- _Written request_: In the listing below, locate the lines that hold the string "Total". Copy those lines.

- _Dataset records_:
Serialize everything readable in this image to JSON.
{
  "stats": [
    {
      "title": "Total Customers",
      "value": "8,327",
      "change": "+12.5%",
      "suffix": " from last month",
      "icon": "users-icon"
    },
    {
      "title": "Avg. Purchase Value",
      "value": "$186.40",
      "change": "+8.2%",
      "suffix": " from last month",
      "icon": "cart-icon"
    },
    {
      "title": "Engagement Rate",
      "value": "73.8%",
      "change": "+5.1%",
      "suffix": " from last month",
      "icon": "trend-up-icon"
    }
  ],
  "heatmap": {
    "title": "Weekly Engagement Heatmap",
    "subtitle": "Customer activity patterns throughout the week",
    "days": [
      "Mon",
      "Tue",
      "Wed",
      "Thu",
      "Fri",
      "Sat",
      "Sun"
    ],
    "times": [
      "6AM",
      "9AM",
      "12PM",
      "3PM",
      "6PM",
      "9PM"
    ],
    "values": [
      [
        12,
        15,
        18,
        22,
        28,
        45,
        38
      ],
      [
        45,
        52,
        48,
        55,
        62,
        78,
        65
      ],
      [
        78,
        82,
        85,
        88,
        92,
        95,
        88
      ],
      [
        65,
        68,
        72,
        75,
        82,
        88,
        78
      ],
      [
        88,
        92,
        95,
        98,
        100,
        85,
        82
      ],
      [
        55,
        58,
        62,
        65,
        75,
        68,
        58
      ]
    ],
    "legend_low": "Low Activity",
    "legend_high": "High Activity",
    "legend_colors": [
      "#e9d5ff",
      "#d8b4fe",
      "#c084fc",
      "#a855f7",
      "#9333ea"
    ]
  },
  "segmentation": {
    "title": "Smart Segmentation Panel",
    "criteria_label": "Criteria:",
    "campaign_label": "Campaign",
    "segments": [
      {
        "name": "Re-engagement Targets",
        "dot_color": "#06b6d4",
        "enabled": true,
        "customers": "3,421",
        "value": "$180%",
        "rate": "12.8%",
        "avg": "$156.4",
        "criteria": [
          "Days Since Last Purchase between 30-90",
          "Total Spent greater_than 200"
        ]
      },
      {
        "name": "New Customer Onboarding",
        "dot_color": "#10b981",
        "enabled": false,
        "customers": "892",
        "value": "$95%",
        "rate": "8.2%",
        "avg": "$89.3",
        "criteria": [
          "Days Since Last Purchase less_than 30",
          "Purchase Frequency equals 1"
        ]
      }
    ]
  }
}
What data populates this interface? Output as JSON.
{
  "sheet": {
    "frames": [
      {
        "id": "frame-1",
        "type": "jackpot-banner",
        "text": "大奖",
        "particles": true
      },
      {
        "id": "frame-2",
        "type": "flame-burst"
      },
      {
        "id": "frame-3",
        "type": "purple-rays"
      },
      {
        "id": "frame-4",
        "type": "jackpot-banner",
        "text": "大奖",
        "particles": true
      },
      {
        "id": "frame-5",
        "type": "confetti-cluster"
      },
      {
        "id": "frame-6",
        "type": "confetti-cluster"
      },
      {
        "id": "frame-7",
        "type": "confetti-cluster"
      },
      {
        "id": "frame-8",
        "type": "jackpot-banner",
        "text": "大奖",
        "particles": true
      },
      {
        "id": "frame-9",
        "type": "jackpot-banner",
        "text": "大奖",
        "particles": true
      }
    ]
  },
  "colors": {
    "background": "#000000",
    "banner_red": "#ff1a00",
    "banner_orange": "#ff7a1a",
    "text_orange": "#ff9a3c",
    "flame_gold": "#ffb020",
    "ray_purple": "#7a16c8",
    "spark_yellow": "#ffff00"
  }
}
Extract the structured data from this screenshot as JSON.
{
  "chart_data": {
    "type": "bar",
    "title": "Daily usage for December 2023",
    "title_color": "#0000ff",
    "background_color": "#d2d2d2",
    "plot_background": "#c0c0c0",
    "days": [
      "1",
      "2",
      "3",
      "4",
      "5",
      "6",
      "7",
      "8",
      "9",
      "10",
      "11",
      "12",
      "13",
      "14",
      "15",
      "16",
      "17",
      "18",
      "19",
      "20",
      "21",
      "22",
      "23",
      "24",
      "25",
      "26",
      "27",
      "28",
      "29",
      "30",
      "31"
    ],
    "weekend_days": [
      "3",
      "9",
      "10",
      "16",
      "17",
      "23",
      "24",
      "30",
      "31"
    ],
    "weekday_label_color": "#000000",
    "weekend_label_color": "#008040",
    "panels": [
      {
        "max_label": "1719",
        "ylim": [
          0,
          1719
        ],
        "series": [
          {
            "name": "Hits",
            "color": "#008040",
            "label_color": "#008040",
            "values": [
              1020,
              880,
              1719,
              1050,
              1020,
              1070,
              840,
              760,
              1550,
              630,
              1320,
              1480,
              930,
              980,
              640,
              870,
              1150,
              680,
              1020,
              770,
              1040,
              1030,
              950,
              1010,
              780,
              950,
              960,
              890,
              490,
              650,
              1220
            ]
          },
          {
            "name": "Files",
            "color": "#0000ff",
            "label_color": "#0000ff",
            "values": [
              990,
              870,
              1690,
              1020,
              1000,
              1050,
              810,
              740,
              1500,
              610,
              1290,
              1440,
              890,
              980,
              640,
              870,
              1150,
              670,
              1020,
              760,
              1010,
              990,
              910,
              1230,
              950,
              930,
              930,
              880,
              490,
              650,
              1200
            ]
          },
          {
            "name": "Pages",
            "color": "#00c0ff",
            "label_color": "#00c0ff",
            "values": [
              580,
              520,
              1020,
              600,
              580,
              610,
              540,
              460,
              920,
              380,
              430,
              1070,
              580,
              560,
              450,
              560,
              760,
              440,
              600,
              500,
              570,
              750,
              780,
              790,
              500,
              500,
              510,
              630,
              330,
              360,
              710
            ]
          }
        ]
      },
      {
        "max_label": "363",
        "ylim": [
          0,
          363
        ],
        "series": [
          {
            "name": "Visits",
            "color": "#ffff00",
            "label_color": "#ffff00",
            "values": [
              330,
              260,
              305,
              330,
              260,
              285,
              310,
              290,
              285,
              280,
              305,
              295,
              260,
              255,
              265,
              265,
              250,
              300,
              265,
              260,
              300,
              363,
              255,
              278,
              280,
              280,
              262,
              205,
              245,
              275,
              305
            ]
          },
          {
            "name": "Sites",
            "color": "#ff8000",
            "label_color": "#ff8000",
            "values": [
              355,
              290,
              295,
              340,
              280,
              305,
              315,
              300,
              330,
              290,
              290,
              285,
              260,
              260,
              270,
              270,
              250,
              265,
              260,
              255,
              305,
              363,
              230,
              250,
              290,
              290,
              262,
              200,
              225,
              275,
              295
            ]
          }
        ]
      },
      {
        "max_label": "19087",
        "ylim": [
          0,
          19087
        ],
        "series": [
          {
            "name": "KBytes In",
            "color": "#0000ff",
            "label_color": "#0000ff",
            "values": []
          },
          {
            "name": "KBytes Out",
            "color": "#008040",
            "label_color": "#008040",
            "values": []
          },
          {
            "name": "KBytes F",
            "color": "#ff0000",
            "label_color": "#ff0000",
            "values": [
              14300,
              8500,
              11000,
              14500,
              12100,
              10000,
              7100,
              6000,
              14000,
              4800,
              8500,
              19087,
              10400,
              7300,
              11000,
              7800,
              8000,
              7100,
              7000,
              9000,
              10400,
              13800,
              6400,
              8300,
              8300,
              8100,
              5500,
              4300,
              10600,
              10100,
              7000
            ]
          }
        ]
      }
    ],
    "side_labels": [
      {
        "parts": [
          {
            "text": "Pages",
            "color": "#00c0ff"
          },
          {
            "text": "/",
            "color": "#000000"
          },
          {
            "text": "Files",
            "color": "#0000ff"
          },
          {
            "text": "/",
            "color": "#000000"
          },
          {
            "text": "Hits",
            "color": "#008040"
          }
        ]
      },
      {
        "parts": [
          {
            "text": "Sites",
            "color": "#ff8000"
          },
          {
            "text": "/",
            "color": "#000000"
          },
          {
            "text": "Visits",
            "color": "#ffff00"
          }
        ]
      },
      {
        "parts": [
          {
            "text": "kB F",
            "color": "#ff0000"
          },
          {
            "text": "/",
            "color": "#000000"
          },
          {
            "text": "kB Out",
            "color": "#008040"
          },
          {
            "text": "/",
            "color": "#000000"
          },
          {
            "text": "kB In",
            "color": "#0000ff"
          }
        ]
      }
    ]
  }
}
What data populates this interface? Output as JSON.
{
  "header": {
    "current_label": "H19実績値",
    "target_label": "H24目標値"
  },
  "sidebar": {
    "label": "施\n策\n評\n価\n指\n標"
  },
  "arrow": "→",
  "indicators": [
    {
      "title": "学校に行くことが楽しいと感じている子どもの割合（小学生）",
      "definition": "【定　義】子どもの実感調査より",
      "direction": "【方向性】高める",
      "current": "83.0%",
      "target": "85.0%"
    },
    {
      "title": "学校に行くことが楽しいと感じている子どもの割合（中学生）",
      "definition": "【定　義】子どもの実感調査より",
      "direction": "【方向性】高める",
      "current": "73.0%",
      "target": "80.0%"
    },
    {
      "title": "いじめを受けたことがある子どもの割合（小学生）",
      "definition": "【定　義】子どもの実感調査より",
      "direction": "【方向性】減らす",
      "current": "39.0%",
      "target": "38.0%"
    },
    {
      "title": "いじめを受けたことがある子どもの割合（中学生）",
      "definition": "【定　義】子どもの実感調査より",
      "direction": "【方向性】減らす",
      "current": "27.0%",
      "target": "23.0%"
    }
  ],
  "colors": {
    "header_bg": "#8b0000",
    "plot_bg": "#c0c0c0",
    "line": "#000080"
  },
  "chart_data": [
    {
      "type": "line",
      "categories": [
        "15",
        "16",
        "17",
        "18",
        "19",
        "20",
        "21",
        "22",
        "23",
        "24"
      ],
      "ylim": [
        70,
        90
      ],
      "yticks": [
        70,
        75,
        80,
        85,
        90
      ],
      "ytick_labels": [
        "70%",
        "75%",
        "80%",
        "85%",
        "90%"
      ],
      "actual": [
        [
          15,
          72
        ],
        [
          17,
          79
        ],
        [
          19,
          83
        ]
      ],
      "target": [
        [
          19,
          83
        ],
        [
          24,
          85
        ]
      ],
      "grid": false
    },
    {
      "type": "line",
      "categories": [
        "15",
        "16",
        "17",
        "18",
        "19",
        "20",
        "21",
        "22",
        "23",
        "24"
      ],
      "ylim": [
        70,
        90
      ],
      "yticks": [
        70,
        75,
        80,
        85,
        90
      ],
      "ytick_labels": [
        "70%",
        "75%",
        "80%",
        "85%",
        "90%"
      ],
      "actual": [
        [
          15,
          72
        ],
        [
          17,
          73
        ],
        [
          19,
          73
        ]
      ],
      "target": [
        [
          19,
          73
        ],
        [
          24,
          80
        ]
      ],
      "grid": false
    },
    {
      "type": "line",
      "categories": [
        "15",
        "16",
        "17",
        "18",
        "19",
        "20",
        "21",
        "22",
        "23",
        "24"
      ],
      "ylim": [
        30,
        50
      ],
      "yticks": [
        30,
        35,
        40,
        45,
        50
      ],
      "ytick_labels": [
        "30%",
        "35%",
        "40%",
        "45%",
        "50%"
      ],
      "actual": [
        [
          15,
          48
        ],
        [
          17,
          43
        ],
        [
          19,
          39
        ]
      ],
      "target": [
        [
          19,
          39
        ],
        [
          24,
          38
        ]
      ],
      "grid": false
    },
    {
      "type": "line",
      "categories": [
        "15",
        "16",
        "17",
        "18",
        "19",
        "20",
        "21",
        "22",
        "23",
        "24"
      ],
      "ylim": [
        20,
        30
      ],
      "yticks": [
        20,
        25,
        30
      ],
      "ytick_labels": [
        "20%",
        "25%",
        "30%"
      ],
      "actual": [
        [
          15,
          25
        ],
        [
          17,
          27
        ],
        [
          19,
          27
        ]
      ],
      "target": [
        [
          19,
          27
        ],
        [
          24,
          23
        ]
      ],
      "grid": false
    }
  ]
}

- _Task response_:
      "title": "Total Customers",
          "Total Spent greater_than 200"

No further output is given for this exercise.